▶ Your objective:
Are you able to quote each entry exactly as written?

▶ The input:
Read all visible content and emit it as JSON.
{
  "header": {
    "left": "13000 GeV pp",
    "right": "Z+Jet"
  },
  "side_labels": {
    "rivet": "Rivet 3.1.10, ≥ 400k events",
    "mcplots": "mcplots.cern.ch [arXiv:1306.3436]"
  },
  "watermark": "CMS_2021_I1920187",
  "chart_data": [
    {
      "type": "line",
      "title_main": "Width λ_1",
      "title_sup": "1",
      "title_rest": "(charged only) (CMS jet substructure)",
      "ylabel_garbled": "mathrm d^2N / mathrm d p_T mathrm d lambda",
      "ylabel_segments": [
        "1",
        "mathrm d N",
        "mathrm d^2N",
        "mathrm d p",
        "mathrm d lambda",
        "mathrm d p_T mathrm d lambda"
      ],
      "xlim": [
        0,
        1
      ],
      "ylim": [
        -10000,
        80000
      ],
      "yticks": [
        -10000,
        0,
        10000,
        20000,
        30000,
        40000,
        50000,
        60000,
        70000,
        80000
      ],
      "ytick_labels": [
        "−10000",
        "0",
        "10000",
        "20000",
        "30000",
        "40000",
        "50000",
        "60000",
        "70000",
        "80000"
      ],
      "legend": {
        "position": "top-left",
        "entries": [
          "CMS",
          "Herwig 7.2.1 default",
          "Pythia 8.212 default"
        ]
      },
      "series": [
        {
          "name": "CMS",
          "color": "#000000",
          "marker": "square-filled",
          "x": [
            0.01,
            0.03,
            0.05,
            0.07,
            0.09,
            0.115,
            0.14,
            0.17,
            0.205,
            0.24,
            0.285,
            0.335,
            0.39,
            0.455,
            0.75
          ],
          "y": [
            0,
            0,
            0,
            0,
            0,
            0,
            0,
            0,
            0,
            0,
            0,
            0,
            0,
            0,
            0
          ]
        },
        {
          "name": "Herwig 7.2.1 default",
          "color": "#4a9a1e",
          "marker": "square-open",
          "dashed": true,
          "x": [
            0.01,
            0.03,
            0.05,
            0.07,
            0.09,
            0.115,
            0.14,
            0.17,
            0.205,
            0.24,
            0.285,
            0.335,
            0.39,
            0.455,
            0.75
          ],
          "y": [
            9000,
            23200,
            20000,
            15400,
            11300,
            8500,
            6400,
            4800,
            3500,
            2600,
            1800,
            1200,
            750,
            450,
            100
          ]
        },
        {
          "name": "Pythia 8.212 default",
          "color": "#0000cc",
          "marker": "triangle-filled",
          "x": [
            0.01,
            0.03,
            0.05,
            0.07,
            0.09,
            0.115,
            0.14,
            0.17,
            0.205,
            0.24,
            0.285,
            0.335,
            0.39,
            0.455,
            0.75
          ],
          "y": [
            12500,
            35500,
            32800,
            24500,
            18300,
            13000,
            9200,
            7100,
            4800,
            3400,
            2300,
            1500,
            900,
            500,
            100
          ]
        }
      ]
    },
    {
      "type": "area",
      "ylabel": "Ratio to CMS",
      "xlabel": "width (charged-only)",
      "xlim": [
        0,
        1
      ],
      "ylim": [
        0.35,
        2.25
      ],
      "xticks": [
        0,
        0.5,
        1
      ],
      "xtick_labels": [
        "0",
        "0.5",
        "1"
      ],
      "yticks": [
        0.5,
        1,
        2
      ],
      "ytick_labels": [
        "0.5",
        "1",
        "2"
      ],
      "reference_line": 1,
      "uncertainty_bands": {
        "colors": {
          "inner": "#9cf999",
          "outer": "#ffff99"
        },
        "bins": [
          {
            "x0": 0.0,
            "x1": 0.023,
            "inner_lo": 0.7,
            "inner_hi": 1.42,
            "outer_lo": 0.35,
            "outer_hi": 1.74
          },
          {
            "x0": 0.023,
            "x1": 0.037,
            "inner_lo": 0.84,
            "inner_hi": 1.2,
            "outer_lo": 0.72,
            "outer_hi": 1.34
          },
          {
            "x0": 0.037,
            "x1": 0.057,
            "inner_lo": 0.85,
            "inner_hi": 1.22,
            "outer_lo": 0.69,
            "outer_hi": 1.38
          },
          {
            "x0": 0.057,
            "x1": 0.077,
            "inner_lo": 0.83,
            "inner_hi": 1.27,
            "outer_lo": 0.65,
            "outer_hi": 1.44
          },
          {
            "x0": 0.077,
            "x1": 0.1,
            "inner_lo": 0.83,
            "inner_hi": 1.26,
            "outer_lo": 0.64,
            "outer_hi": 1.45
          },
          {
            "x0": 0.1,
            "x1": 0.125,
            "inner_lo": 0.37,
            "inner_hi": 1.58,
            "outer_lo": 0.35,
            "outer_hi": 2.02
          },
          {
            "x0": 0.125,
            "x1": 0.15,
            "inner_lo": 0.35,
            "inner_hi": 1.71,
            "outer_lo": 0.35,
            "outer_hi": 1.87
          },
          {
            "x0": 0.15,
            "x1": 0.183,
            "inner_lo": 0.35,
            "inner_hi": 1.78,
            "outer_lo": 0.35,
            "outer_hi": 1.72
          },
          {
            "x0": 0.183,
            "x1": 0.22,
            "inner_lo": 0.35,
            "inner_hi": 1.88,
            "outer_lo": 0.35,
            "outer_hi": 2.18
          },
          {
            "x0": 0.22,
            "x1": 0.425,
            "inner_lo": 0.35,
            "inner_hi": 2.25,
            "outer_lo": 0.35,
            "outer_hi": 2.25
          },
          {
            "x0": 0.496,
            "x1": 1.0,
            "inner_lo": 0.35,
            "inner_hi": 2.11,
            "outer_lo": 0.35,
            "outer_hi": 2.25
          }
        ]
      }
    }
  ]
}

▶ Result of the exercise:
Read all visible content and emit it as JSON.
{
  "header": {
    "left": "13000 GeV pp",
    "right": "Z+Jet"
  },
  "side_labels": {
    "rivet": "Rivet 3.1.10, ≥ 400k events",
    "mcplots": "mcplots.cern.ch [arXiv:1306.3436]"
  },
  "watermark": "CMS_2021_I1920187",
  "chart_data": [
    {
      "type": "line",
      "title_main": "Width λ_1",
      "title_sup": "1",
      "title_rest": "(charged only) (CMS jet substructure)",
      "ylabel_garbled": "mathrm d^2N / mathrm d p_T mathrm d lambda",
      "ylabel_segments": [
        "1",
        "mathrm d N",
        "mathrm d^2N",
        "mathrm d p",
        "mathrm d lambda",
        "mathrm d p_T mathrm d lambda"
      ],
      "xlim": [
        0,
        1
      ],
      "ylim": [
        -10000,
        80000
      ],
      "yticks": [
        -10000,
        0,
        10000,
        20000,
        30000,
        40000,
        50000,
        60000,
        70000,
        80000
      ],
      "ytick_labels": [
        "−10000",
        "0",
        "10000",
        "20000",
        "30000",
        "40000",
        "50000",
        "60000",
        "70000",
        "80000"
      ],
      "legend": {
        "position": "top-left",
        "entries": [
          "CMS",
          "Herwig 7.2.1 default",
          "Pythia 8.212 default"
        ]
      },
      "series": [
        {
          "name": "CMS",
          "color": "#000000",
          "marker": "square-filled",
          "x": [
            0.01,
            0.03,
            0.05,
            0.07,
            0.09,
            0.115,
            0.14,
            0.17,
            0.205,
            0.24,
            0.285,
            0.335,
            0.39,
            0.455,
            0.75
          ],
          "y": [
            0,
            0,
            0,
            0,
            0,
            0,
            0,
            0,
            0,
            0,
            0,
            0,
            0,
            0,
            0
          ]
        },
        {
          "name": "Herwig 7.2.1 default",
          "color": "#4a9a1e",
          "marker": "square-open",
          "dashed": true,
          "x": [
            0.01,
            0.03,
            0.05,
            0.07,
            0.09,
            0.115,
            0.14,
            0.17,
            0.205,
            0.24,
            0.285,
            0.335,
            0.39,
            0.455,
            0.75
          ],
          "y": [
            9000,
            23200,
            20000,
            15400,
            11300,
            8500,
            6400,
            4800,
            3500,
            2600,
            1800,
            1200,
            750,
            450,
            100
          ]
        },
        {
          "name": "Pythia 8.212 default",
          "color": "#0000cc",
          "marker": "triangle-filled",
          "x": [
            0.01,
            0.03,
            0.05,
            0.07,
            0.09,
            0.115,
            0.14,
            0.17,
            0.205,
            0.24,
            0.285,
            0.335,
            0.39,
            0.455,
            0.75
          ],
          "y": [
            12500,
            35500,
            32800,
            24500,
            18300,
            13000,
            9200,
            7100,
            4800,
            3400,
            2300,
            1500,
            900,
            500,
            100
          ]
        }
      ]
    },
    {
      "type": "area",
      "ylabel": "Ratio to CMS",
      "xlabel": "width (charged-only)",
      "xlim": [
        0,
        1
      ],
      "ylim": [
        0.35,
        2.25
      ],
      "xticks": [
        0,
        0.5,
        1
      ],
      "xtick_labels": [
        "0",
        "0.5",
        "1"
      ],
      "yticks": [
        0.5,
        1,
        2
      ],
      "ytick_labels": [
        "0.5",
        "1",
        "2"
      ],
      "reference_line": 1,
      "uncertainty_bands": {
        "colors": {
          "inner": "#9cf999",
          "outer": "#ffff99"
        },
        "bins": [
          {
            "x0": 0.0,
            "x1": 0.023,
            "inner_lo": 0.7,
            "inner_hi": 1.42,
            "outer_lo": 0.35,
            "outer_hi": 1.74
          },
          {
            "x0": 0.023,
            "x1": 0.037,
            "inner_lo": 0.84,
            "inner_hi": 1.2,
            "outer_lo": 0.72,
            "outer_hi": 1.34
          },
          {
            "x0": 0.037,
            "x1": 0.057,
            "inner_lo": 0.85,
            "inner_hi": 1.22,
            "outer_lo": 0.69,
            "outer_hi": 1.38
          },
          {
            "x0": 0.057,
            "x1": 0.077,
            "inner_lo": 0.83,
            "inner_hi": 1.27,
            "outer_lo": 0.65,
            "outer_hi": 1.44
          },
          {
            "x0": 0.077,
            "x1": 0.1,
            "inner_lo": 0.83,
            "inner_hi": 1.26,
            "outer_lo": 0.64,
            "outer_hi": 1.45
          },
          {
            "x0": 0.1,
            "x1": 0.125,
            "inner_lo": 0.37,
            "inner_hi": 1.58,
            "outer_lo": 0.35,
            "outer_hi": 2.02
          },
          {
            "x0": 0.125,
            "x1": 0.15,
            "inner_lo": 0.35,
            "inner_hi": 1.71,
            "outer_lo": 0.35,
            "outer_hi": 1.87
          },
          {
            "x0": 0.15,
            "x1": 0.183,
            "inner_lo": 0.35,
            "inner_hi": 1.78,
            "outer_lo": 0.35,
            "outer_hi": 1.72
          },
          {
            "x0": 0.183,
            "x1": 0.22,
            "inner_lo": 0.35,
            "inner_hi": 1.88,
            "outer_lo": 0.35,
            "outer_hi": 2.18
          },
          {
            "x0": 0.22,
            "x1": 0.425,
            "inner_lo": 0.35,
            "inner_hi": 2.25,
            "outer_lo": 0.35,
            "outer_hi": 2.25
          },
          {
            "x0": 0.496,
            "x1": 1.0,
            "inner_lo": 0.35,
            "inner_hi": 2.11,
            "outer_lo": 0.35,
            "outer_hi": 2.25
          }
        ]
      }
    }
  ]
}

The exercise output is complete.